Output the material below unchanged, apart from leaving out the pictures.

## START

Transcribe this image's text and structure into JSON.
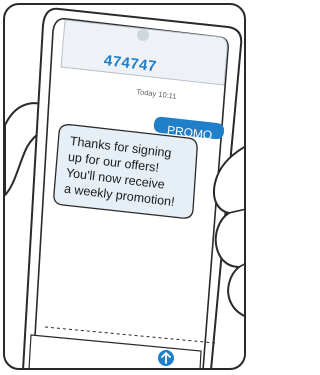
{
  "conversation": {
    "sender": "474747",
    "timestamp": "Today 10:11"
  },
  "messages": {
    "outgoing": "PROMO",
    "incoming_lines": [
      "Thanks for signing",
      "up for our offers!",
      "You'll now receive",
      "a weekly promotion!"
    ]
  },
  "icons": {
    "send": "send-arrow-icon"
  },
  "colors": {
    "accent": "#1f7fc9",
    "incoming_bubble": "#e6eef6",
    "outline": "#2a2a2a"
  }
}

## END

→ **Output**
Transcribe this image's text and structure into JSON.
{
  "conversation": {
    "sender": "474747",
    "timestamp": "Today 10:11"
  },
  "messages": {
    "outgoing": "PROMO",
    "incoming_lines": [
      "Thanks for signing",
      "up for our offers!",
      "You'll now receive",
      "a weekly promotion!"
    ]
  },
  "icons": {
    "send": "send-arrow-icon"
  },
  "colors": {
    "accent": "#1f7fc9",
    "incoming_bubble": "#e6eef6",
    "outline": "#2a2a2a"
  }
}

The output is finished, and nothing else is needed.